DATA:
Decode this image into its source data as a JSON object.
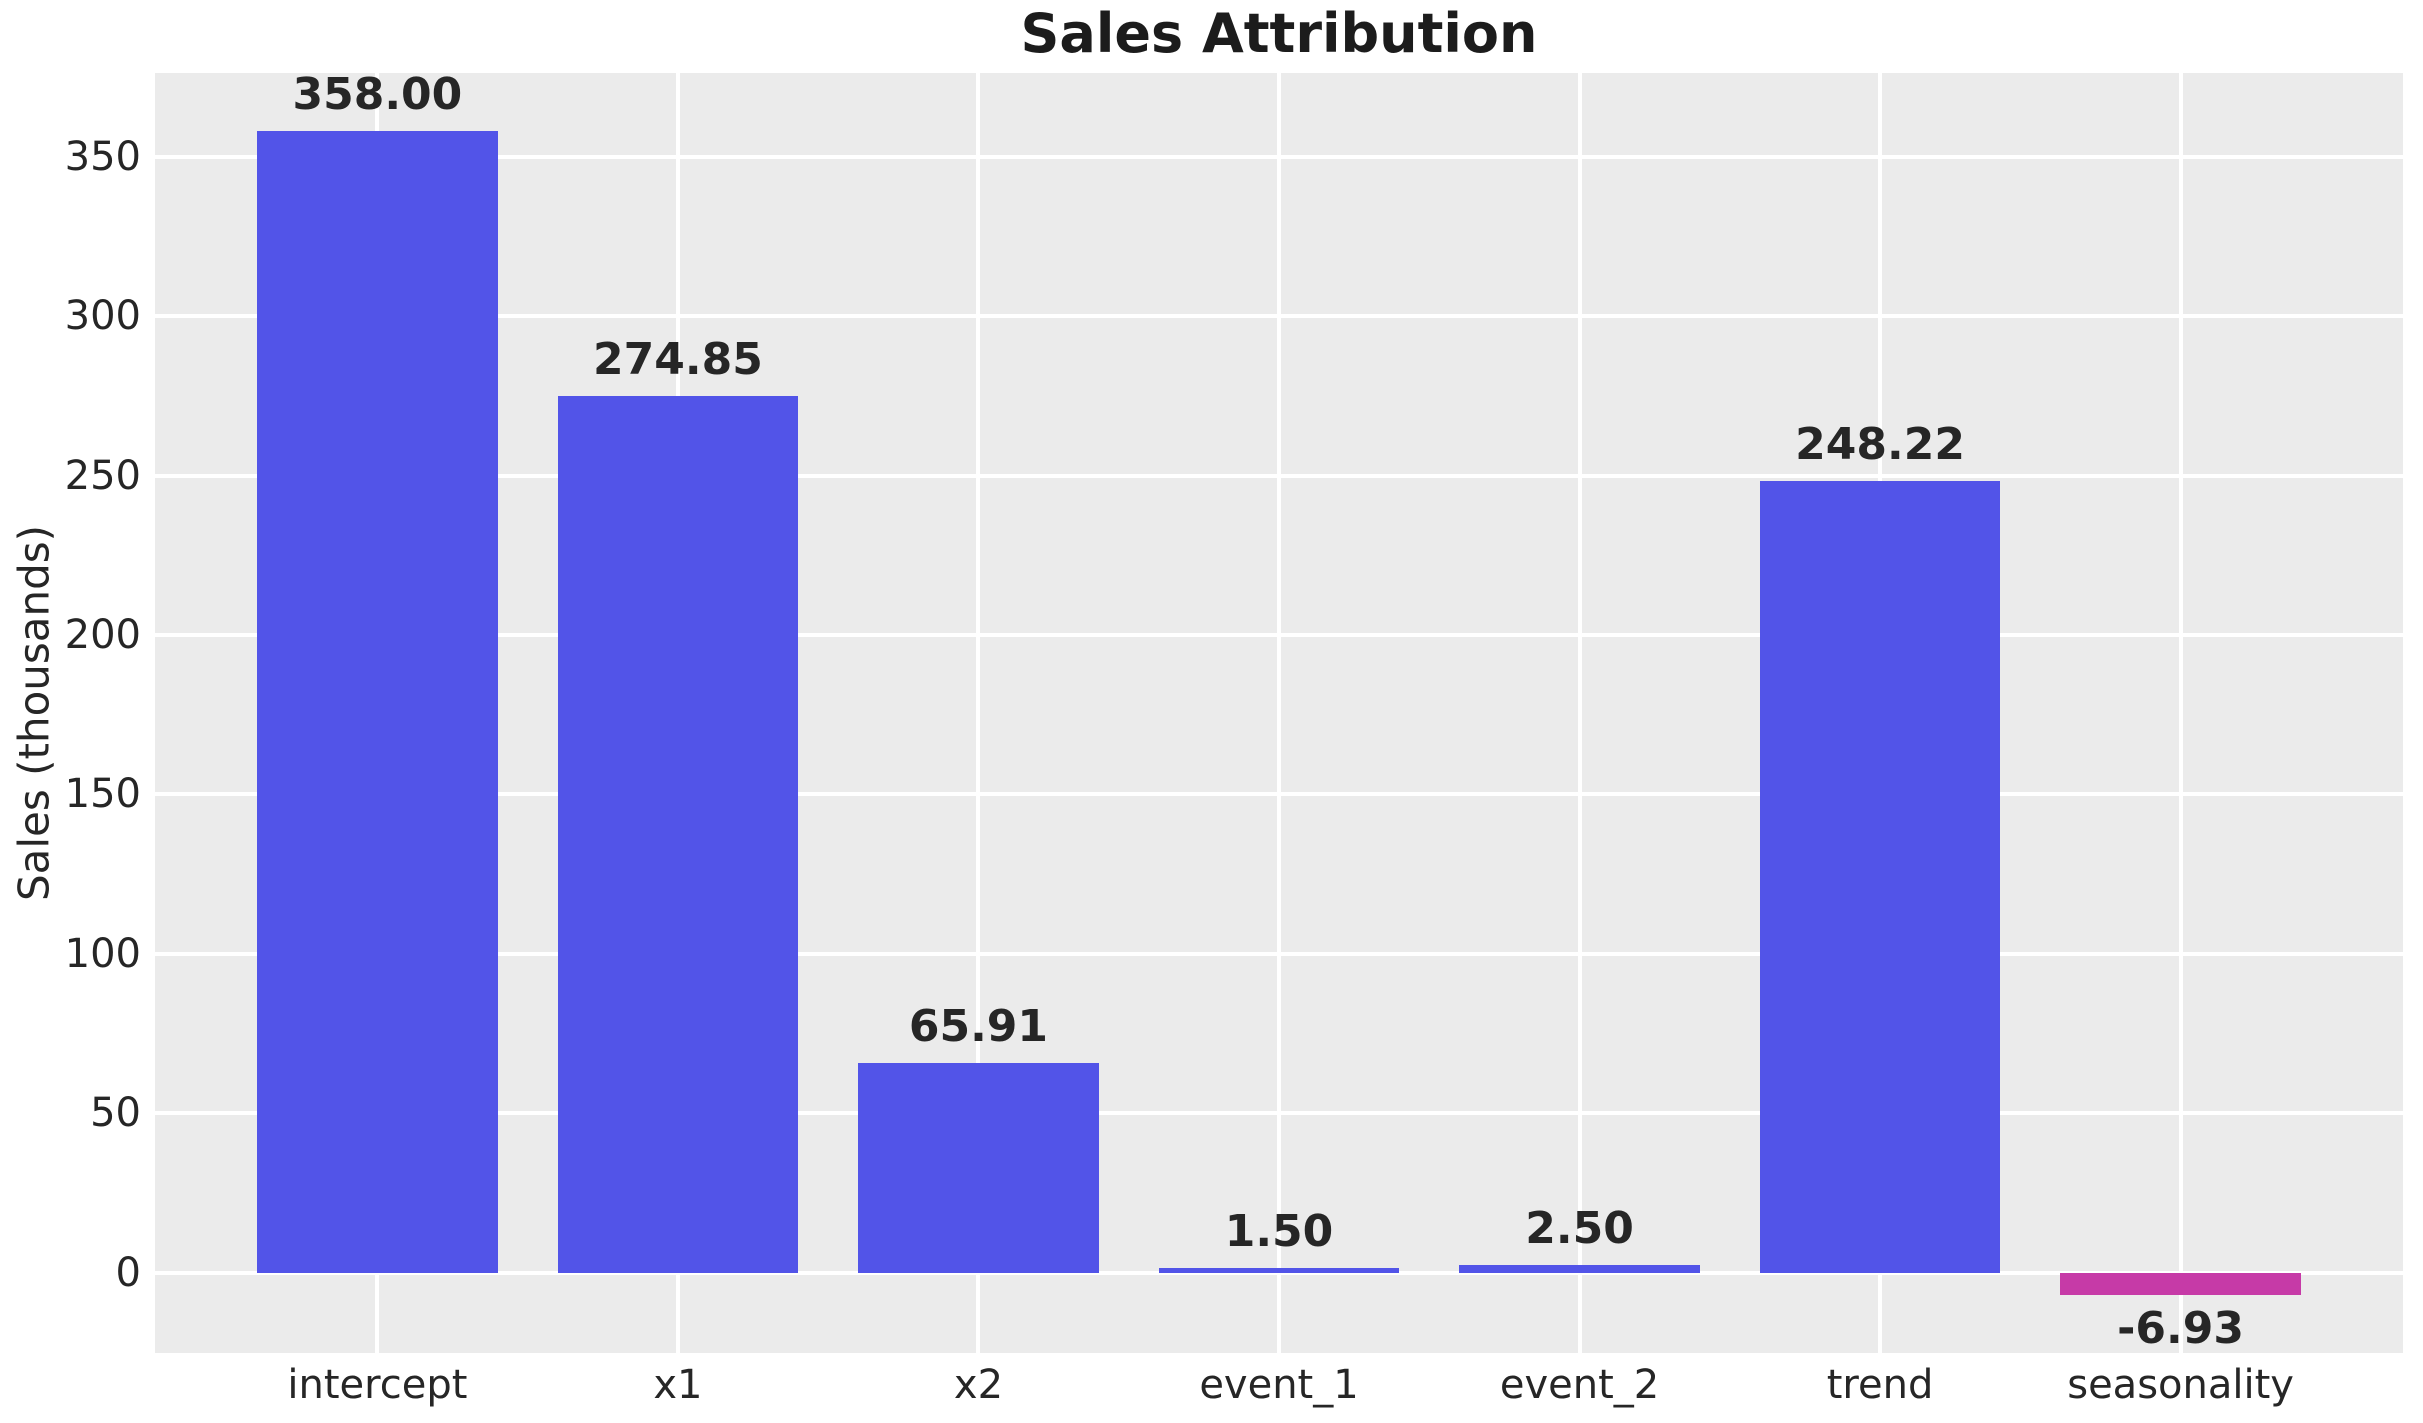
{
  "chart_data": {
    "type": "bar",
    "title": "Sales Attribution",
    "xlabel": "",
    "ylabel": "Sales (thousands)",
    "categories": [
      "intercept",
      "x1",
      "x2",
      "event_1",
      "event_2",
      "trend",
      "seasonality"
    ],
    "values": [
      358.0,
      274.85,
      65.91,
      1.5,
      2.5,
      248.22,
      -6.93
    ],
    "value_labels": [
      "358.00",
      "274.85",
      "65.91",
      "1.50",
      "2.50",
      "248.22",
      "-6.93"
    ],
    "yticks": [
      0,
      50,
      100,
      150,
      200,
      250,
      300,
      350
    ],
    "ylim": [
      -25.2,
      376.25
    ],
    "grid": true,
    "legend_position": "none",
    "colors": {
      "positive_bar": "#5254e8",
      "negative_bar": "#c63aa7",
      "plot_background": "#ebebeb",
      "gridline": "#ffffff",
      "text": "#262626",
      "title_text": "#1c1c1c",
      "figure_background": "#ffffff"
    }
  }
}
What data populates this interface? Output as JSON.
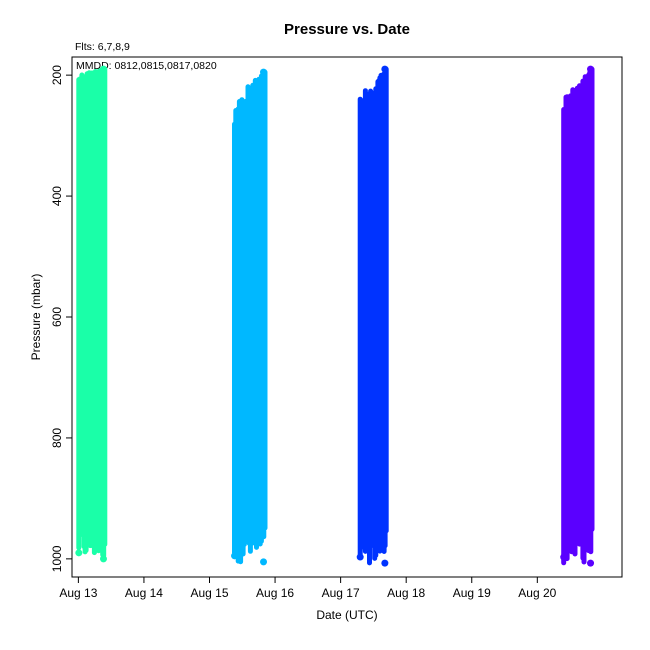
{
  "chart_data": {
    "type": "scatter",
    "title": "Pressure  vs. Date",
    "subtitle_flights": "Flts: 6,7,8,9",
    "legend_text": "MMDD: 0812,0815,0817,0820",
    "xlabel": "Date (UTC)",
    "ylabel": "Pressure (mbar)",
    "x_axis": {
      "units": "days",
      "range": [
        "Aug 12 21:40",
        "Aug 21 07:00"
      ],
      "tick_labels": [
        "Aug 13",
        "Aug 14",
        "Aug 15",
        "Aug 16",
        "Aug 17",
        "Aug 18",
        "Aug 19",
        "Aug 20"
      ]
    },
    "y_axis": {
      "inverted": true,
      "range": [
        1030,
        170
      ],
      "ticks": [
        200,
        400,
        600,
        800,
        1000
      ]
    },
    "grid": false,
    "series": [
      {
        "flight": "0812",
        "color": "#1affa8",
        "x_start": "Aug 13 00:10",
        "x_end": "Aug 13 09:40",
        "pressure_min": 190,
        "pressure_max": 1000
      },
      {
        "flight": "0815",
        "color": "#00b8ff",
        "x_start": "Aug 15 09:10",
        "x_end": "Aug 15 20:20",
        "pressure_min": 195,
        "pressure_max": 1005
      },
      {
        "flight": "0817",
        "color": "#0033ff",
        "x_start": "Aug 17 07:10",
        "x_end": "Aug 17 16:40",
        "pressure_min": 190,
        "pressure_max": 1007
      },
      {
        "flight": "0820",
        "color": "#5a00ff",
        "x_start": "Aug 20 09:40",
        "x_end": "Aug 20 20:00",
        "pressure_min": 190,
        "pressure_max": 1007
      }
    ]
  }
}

THE PROBLEM: Set down the material exactly, every line of it, except for the pictures.

THE COMPLETED TASK:
Decode this image into its source data as a JSON object.
{
  "chart_data": {
    "type": "bar",
    "title": "Sales Attribution",
    "xlabel": "",
    "ylabel": "Sales (thousands)",
    "categories": [
      "intercept",
      "x1",
      "x2",
      "event_1",
      "event_2",
      "trend",
      "seasonality"
    ],
    "values": [
      358.0,
      274.85,
      65.91,
      1.5,
      2.5,
      248.22,
      -6.93
    ],
    "value_labels": [
      "358.00",
      "274.85",
      "65.91",
      "1.50",
      "2.50",
      "248.22",
      "-6.93"
    ],
    "yticks": [
      0,
      50,
      100,
      150,
      200,
      250,
      300,
      350
    ],
    "ylim": [
      -25.2,
      376.25
    ],
    "grid": true,
    "legend_position": "none",
    "colors": {
      "positive_bar": "#5254e8",
      "negative_bar": "#c63aa7",
      "plot_background": "#ebebeb",
      "gridline": "#ffffff",
      "text": "#262626",
      "title_text": "#1c1c1c",
      "figure_background": "#ffffff"
    }
  }
}
What data populates this interface? Output as JSON.
{
  "chart_data": {
    "type": "scatter",
    "title": "Pressure  vs. Date",
    "subtitle_flights": "Flts: 6,7,8,9",
    "legend_text": "MMDD: 0812,0815,0817,0820",
    "xlabel": "Date (UTC)",
    "ylabel": "Pressure (mbar)",
    "x_axis": {
      "units": "days",
      "range": [
        "Aug 12 21:40",
        "Aug 21 07:00"
      ],
      "tick_labels": [
        "Aug 13",
        "Aug 14",
        "Aug 15",
        "Aug 16",
        "Aug 17",
        "Aug 18",
        "Aug 19",
        "Aug 20"
      ]
    },
    "y_axis": {
      "inverted": true,
      "range": [
        1030,
        170
      ],
      "ticks": [
        200,
        400,
        600,
        800,
        1000
      ]
    },
    "grid": false,
    "series": [
      {
        "flight": "0812",
        "color": "#1affa8",
        "x_start": "Aug 13 00:10",
        "x_end": "Aug 13 09:40",
        "pressure_min": 190,
        "pressure_max": 1000
      },
      {
        "flight": "0815",
        "color": "#00b8ff",
        "x_start": "Aug 15 09:10",
        "x_end": "Aug 15 20:20",
        "pressure_min": 195,
        "pressure_max": 1005
      },
      {
        "flight": "0817",
        "color": "#0033ff",
        "x_start": "Aug 17 07:10",
        "x_end": "Aug 17 16:40",
        "pressure_min": 190,
        "pressure_max": 1007
      },
      {
        "flight": "0820",
        "color": "#5a00ff",
        "x_start": "Aug 20 09:40",
        "x_end": "Aug 20 20:00",
        "pressure_min": 190,
        "pressure_max": 1007
      }
    ]
  }
}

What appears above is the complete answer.